## Extracted material:
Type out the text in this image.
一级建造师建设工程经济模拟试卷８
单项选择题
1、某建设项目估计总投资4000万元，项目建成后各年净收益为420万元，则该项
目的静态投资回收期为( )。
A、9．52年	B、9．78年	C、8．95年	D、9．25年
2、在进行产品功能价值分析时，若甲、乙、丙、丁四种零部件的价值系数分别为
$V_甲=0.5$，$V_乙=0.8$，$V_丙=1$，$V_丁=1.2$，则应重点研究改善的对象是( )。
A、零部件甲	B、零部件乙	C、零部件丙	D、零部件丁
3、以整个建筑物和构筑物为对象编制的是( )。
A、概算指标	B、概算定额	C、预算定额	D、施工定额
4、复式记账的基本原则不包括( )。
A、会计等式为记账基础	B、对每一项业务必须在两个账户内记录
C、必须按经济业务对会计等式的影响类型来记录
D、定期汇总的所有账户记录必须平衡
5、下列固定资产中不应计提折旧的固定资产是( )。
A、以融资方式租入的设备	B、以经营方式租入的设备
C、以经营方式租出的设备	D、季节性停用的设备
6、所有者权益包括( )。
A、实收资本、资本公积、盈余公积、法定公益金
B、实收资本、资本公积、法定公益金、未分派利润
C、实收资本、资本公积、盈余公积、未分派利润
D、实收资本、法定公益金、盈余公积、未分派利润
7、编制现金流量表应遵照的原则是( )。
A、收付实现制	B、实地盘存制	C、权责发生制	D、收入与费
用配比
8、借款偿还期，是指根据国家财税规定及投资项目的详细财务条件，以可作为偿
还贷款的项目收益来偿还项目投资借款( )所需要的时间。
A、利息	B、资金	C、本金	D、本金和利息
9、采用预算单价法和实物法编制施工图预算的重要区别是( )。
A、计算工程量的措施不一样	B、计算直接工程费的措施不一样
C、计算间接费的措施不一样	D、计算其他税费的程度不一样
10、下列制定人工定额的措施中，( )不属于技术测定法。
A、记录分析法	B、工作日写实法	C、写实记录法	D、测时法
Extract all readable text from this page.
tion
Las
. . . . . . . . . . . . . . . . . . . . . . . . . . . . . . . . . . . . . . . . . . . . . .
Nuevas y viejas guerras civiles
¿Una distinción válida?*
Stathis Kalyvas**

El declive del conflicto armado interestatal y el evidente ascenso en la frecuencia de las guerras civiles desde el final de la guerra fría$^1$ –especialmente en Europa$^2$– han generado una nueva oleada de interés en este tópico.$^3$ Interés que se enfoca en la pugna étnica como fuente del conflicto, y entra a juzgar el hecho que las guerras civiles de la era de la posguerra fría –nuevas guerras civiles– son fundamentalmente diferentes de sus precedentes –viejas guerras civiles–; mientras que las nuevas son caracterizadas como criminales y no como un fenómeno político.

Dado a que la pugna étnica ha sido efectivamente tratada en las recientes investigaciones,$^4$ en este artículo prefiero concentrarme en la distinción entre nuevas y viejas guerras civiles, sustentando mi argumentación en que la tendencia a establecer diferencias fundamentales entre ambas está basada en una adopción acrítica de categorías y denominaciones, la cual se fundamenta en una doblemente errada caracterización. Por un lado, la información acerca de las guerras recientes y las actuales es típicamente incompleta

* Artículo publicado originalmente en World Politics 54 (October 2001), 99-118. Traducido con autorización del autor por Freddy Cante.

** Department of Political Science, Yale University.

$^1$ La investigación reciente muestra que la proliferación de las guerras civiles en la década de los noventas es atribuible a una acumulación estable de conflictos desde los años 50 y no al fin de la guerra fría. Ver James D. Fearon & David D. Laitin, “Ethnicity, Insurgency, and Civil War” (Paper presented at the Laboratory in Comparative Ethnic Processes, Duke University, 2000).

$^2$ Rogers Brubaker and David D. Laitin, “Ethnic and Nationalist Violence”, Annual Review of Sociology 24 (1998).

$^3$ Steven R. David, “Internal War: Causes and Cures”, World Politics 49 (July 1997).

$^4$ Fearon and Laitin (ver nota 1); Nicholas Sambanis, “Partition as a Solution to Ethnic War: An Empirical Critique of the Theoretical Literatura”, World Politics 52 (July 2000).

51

## Task statement:
Pick each line holding the word "盈余公积" out of the listing.

## Reply to the exercise:
A、实收资本、资本公积、盈余公积、法定公益金
C、实收资本、资本公积、盈余公积、未分派利润
D、实收资本、法定公益金、盈余公积、未分派利润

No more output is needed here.